***** Supplied information *****
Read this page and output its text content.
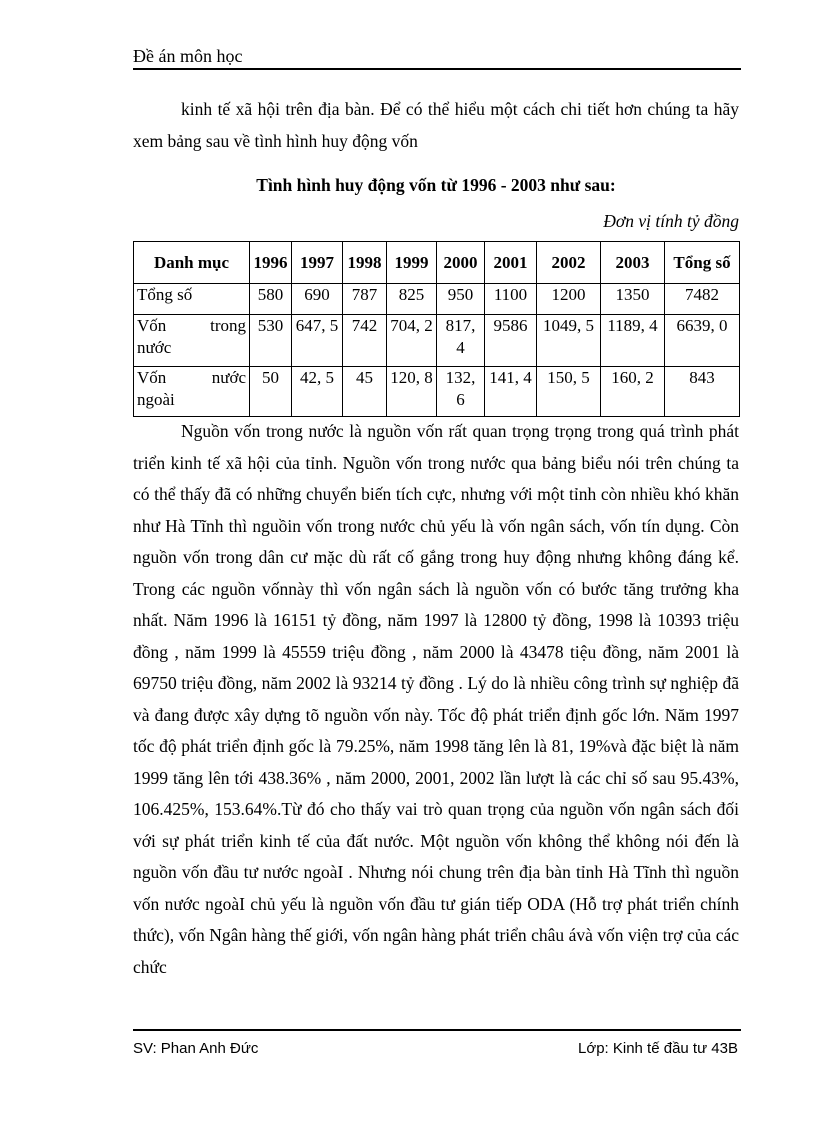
Đề án môn học

kinh tế xã hội trên địa bàn. Để có thể hiểu một cách chi tiết hơn chúng ta hãy xem bảng sau về tình hình huy động vốn

Tình hình huy động vốn từ 1996 - 2003 như sau:
Đơn vị tính tỷ đồng
Danh mục	1996	1997	1998	1999	2000	2001	2002	2003	Tổng số
Tổng số	580	690	787	825	950	1100	1200	1350	7482

Vốn trong
nước	530	647, 5	742	704, 2	817, 4	9586	1049, 5	1189, 4	6639, 0

Vốn nước
ngoài	50	42, 5	45	120, 8	132, 6	141, 4	150, 5	160, 2	843

Nguồn vốn trong nước là nguồn vốn rất quan trọng trọng trong quá trình phát triển kinh tế xã hội của tỉnh. Nguồn vốn trong nước qua bảng biểu nói trên chúng ta có thể thấy đã có những chuyển biến tích cực, nhưng với một tỉnh còn nhiều khó khăn như Hà Tĩnh thì nguồin vốn trong nước chủ yếu là vốn ngân sách, vốn tín dụng. Còn nguồn vốn trong dân cư mặc dù rất cố gắng trong huy động nhưng không đáng kể. Trong các nguồn vốnnày thì vốn ngân sách là nguồn vốn có bước tăng trưởng kha nhất. Năm 1996 là 16151 tỷ đồng, năm 1997 là 12800 tỷ đồng, 1998 là 10393 triệu đồng , năm 1999 là 45559 triệu đồng , năm 2000 là 43478 tiệu đồng, năm 2001 là 69750 triệu đồng, năm 2002 là 93214 tỷ đồng . Lý do là nhiều công trình sự nghiệp đã và đang được xây dựng tõ nguồn vốn này. Tốc độ phát triển định gốc lớn. Năm 1997 tốc độ phát triển định gốc là 79.25%, năm 1998 tăng lên là 81, 19%và đặc biệt là năm 1999 tăng lên tới 438.36% , năm 2000, 2001, 2002 lần lượt là các chỉ số sau 95.43%, 106.425%, 153.64%.Từ đó cho thấy vai trò quan trọng của nguồn vốn ngân sách đối với sự phát triển kinh tế của đất nước. Một nguồn vốn không thể không nói đến là nguồn vốn đầu tư nước ngoàI . Nhưng nói chung trên địa bàn tỉnh Hà Tĩnh thì nguồn vốn nước ngoàI chủ yếu là nguồn vốn đầu tư gián tiếp ODA (Hỗ trợ phát triển chính thức), vốn Ngân hàng thế giới, vốn ngân hàng phát triển châu ávà vốn viện trợ của các chức

SV: Phan Anh Đức	Lớp: Kinh tế đầu tư 43B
*****
Exercise details
Transcribe the material exactly, and leave out whatever pictures it holds.

Result of this exercise
Read this page and output its text content.
Đề án môn học

kinh tế xã hội trên địa bàn. Để có thể hiểu một cách chi tiết hơn chúng ta hãy xem bảng sau về tình hình huy động vốn

Tình hình huy động vốn từ 1996 - 2003 như sau:
Đơn vị tính tỷ đồng
Danh mục	1996	1997	1998	1999	2000	2001	2002	2003	Tổng số
Tổng số	580	690	787	825	950	1100	1200	1350	7482

Vốn trong
nước	530	647, 5	742	704, 2	817, 4	9586	1049, 5	1189, 4	6639, 0

Vốn nước
ngoài	50	42, 5	45	120, 8	132, 6	141, 4	150, 5	160, 2	843

Nguồn vốn trong nước là nguồn vốn rất quan trọng trọng trong quá trình phát triển kinh tế xã hội của tỉnh. Nguồn vốn trong nước qua bảng biểu nói trên chúng ta có thể thấy đã có những chuyển biến tích cực, nhưng với một tỉnh còn nhiều khó khăn như Hà Tĩnh thì nguồin vốn trong nước chủ yếu là vốn ngân sách, vốn tín dụng. Còn nguồn vốn trong dân cư mặc dù rất cố gắng trong huy động nhưng không đáng kể. Trong các nguồn vốnnày thì vốn ngân sách là nguồn vốn có bước tăng trưởng kha nhất. Năm 1996 là 16151 tỷ đồng, năm 1997 là 12800 tỷ đồng, 1998 là 10393 triệu đồng , năm 1999 là 45559 triệu đồng , năm 2000 là 43478 tiệu đồng, năm 2001 là 69750 triệu đồng, năm 2002 là 93214 tỷ đồng . Lý do là nhiều công trình sự nghiệp đã và đang được xây dựng tõ nguồn vốn này. Tốc độ phát triển định gốc lớn. Năm 1997 tốc độ phát triển định gốc là 79.25%, năm 1998 tăng lên là 81, 19%và đặc biệt là năm 1999 tăng lên tới 438.36% , năm 2000, 2001, 2002 lần lượt là các chỉ số sau 95.43%, 106.425%, 153.64%.Từ đó cho thấy vai trò quan trọng của nguồn vốn ngân sách đối với sự phát triển kinh tế của đất nước. Một nguồn vốn không thể không nói đến là nguồn vốn đầu tư nước ngoàI . Nhưng nói chung trên địa bàn tỉnh Hà Tĩnh thì nguồn vốn nước ngoàI chủ yếu là nguồn vốn đầu tư gián tiếp ODA (Hỗ trợ phát triển chính thức), vốn Ngân hàng thế giới, vốn ngân hàng phát triển châu ávà vốn viện trợ của các chức

SV: Phan Anh Đức	Lớp: Kinh tế đầu tư 43B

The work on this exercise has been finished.